(Saved entries)
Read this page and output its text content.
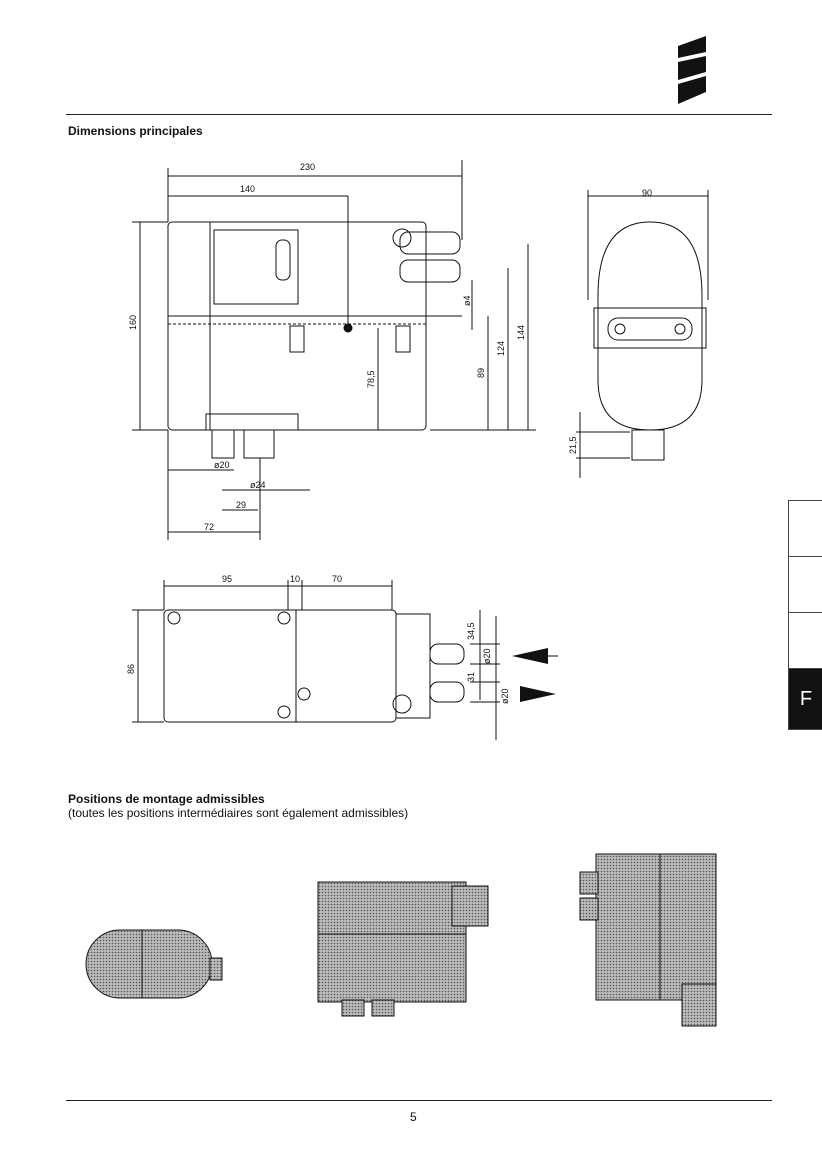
Dimensions principales
230
140
160
ø4
144
124
89
78,5
ø20
ø24
29
72
90
21,5
95	10	70
86
34,5
ø20
31
ø20
Positions de montage admissibles
(toutes les positions intermédiaires sont également admissibles)
F
5
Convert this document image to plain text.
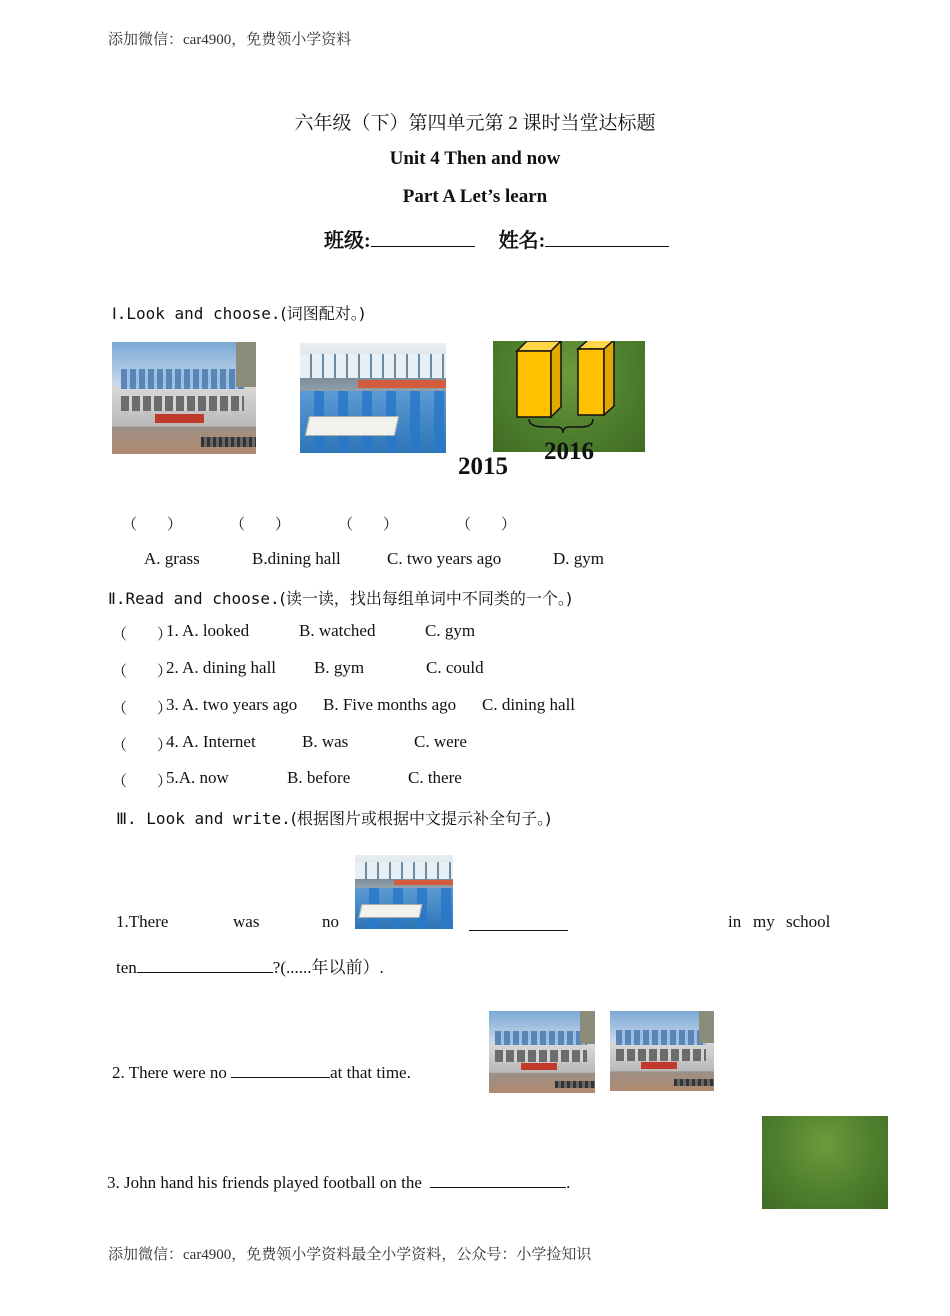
添加微信：car4900，免费领小学资料
六年级（下）第四单元第 2 课时当堂达标题
Unit 4 Then and now
Part A Let’s learn
班级:	姓名:
Ⅰ.Look and choose.(词图配对。)
2016
2015
（　　）	（　　）	（　　）	（　　）
A. grass	B.dining hall	C. two years ago	D. gym
Ⅱ.Read and choose.(读一读，找出每组单词中不同类的一个。)
（　　）
1. A. looked	B. watched	C. gym
（　　）
2. A. dining hall B. gym	C. could
（　　）
3. A. two years ago B. Five months ago C. dining hall
（　　）
4. A. Internet	B. was	C. were
（　　）
5.A. now	B. before	C. there
Ⅲ. Look and write.(根据图片或根据中文提示补全句子。)
1.There	was	no	in my school
ten	?(......年以前）.
2. There were no	at that time.
3. John hand his friends played football on the	.
添加微信：car4900，免费领小学资料最全小学资料，公众号：小学捡知识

[Problem statement]:
Tell how many lines in the material contain the word "choose". Only the number is wanted.

[In response]:
2